Stored data
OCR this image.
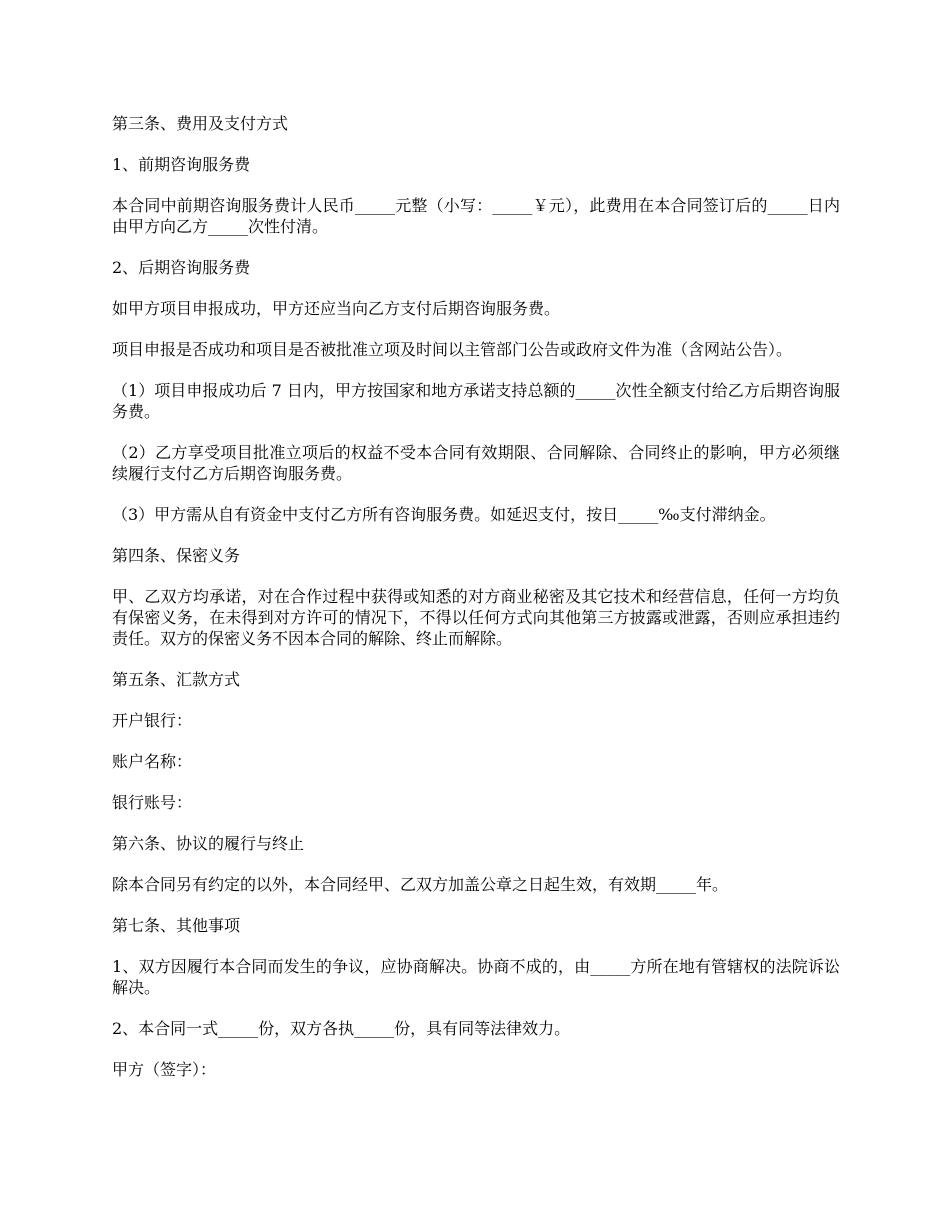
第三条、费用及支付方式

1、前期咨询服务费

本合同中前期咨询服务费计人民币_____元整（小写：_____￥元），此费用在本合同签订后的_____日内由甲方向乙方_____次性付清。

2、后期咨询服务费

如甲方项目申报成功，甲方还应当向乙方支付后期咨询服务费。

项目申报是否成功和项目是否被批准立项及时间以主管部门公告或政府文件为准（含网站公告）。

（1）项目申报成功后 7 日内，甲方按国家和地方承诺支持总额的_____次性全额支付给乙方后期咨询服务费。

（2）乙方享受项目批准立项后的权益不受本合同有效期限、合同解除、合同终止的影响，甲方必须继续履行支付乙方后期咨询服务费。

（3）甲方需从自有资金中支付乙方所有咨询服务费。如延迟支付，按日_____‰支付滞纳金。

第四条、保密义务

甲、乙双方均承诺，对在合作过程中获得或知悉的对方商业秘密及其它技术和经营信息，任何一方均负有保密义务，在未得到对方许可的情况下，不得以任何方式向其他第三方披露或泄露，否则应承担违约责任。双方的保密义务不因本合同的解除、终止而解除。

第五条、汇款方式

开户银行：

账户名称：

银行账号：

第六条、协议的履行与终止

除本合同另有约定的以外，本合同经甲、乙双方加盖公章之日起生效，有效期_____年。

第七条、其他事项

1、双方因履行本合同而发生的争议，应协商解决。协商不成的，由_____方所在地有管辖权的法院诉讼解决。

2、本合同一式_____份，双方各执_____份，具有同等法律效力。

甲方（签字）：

SHORT PROBLEM: Take the listing above and restate it word for word, without its pictures.

THE RESPONSE:
OCR this image.
第三条、费用及支付方式

1、前期咨询服务费

本合同中前期咨询服务费计人民币_____元整（小写：_____￥元），此费用在本合同签订后的_____日内由甲方向乙方_____次性付清。

2、后期咨询服务费

如甲方项目申报成功，甲方还应当向乙方支付后期咨询服务费。

项目申报是否成功和项目是否被批准立项及时间以主管部门公告或政府文件为准（含网站公告）。

（1）项目申报成功后 7 日内，甲方按国家和地方承诺支持总额的_____次性全额支付给乙方后期咨询服务费。

（2）乙方享受项目批准立项后的权益不受本合同有效期限、合同解除、合同终止的影响，甲方必须继续履行支付乙方后期咨询服务费。

（3）甲方需从自有资金中支付乙方所有咨询服务费。如延迟支付，按日_____‰支付滞纳金。

第四条、保密义务

甲、乙双方均承诺，对在合作过程中获得或知悉的对方商业秘密及其它技术和经营信息，任何一方均负有保密义务，在未得到对方许可的情况下，不得以任何方式向其他第三方披露或泄露，否则应承担违约责任。双方的保密义务不因本合同的解除、终止而解除。

第五条、汇款方式

开户银行：

账户名称：

银行账号：

第六条、协议的履行与终止

除本合同另有约定的以外，本合同经甲、乙双方加盖公章之日起生效，有效期_____年。

第七条、其他事项

1、双方因履行本合同而发生的争议，应协商解决。协商不成的，由_____方所在地有管辖权的法院诉讼解决。

2、本合同一式_____份，双方各执_____份，具有同等法律效力。

甲方（签字）：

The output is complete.